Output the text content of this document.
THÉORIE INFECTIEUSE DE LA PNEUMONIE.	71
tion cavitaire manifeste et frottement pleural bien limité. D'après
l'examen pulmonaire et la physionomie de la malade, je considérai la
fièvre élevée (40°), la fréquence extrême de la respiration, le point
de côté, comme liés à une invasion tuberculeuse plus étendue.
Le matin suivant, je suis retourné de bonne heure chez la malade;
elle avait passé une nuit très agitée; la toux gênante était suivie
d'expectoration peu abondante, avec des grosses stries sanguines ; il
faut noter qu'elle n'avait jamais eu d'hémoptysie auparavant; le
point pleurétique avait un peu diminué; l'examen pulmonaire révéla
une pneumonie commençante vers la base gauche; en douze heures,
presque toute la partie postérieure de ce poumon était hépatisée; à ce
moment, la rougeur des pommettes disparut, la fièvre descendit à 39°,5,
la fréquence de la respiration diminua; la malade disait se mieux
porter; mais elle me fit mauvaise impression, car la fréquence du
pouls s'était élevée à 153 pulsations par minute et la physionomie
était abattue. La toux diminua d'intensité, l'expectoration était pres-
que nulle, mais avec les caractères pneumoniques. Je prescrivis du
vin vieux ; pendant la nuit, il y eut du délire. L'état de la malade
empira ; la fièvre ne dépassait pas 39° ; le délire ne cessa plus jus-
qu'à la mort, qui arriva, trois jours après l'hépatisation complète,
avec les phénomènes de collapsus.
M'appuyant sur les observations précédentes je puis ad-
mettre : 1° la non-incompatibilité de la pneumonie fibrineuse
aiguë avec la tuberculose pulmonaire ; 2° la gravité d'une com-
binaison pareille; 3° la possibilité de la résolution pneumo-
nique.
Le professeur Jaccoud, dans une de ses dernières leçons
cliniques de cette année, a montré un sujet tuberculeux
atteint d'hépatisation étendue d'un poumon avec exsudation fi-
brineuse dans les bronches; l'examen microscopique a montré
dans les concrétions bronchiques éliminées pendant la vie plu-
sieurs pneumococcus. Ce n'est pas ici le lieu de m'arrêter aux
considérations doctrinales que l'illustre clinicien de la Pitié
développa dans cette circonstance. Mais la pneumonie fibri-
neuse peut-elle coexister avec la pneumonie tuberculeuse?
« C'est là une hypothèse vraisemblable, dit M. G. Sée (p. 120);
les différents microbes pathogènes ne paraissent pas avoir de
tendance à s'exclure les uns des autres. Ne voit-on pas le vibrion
★ ★ ★ ★ ★ ★ ★
* [Exercise prompt]:
Every entry above needs to be quoted exactly.

* [The response]:
Output the text content of this document.
THÉORIE INFECTIEUSE DE LA PNEUMONIE.	71
tion cavitaire manifeste et frottement pleural bien limité. D'après
l'examen pulmonaire et la physionomie de la malade, je considérai la
fièvre élevée (40°), la fréquence extrême de la respiration, le point
de côté, comme liés à une invasion tuberculeuse plus étendue.
Le matin suivant, je suis retourné de bonne heure chez la malade;
elle avait passé une nuit très agitée; la toux gênante était suivie
d'expectoration peu abondante, avec des grosses stries sanguines ; il
faut noter qu'elle n'avait jamais eu d'hémoptysie auparavant; le
point pleurétique avait un peu diminué; l'examen pulmonaire révéla
une pneumonie commençante vers la base gauche; en douze heures,
presque toute la partie postérieure de ce poumon était hépatisée; à ce
moment, la rougeur des pommettes disparut, la fièvre descendit à 39°,5,
la fréquence de la respiration diminua; la malade disait se mieux
porter; mais elle me fit mauvaise impression, car la fréquence du
pouls s'était élevée à 153 pulsations par minute et la physionomie
était abattue. La toux diminua d'intensité, l'expectoration était pres-
que nulle, mais avec les caractères pneumoniques. Je prescrivis du
vin vieux ; pendant la nuit, il y eut du délire. L'état de la malade
empira ; la fièvre ne dépassait pas 39° ; le délire ne cessa plus jus-
qu'à la mort, qui arriva, trois jours après l'hépatisation complète,
avec les phénomènes de collapsus.
M'appuyant sur les observations précédentes je puis ad-
mettre : 1° la non-incompatibilité de la pneumonie fibrineuse
aiguë avec la tuberculose pulmonaire ; 2° la gravité d'une com-
binaison pareille; 3° la possibilité de la résolution pneumo-
nique.
Le professeur Jaccoud, dans une de ses dernières leçons
cliniques de cette année, a montré un sujet tuberculeux
atteint d'hépatisation étendue d'un poumon avec exsudation fi-
brineuse dans les bronches; l'examen microscopique a montré
dans les concrétions bronchiques éliminées pendant la vie plu-
sieurs pneumococcus. Ce n'est pas ici le lieu de m'arrêter aux
considérations doctrinales que l'illustre clinicien de la Pitié
développa dans cette circonstance. Mais la pneumonie fibri-
neuse peut-elle coexister avec la pneumonie tuberculeuse?
« C'est là une hypothèse vraisemblable, dit M. G. Sée (p. 120);
les différents microbes pathogènes ne paraissent pas avoir de
tendance à s'exclure les uns des autres. Ne voit-on pas le vibrion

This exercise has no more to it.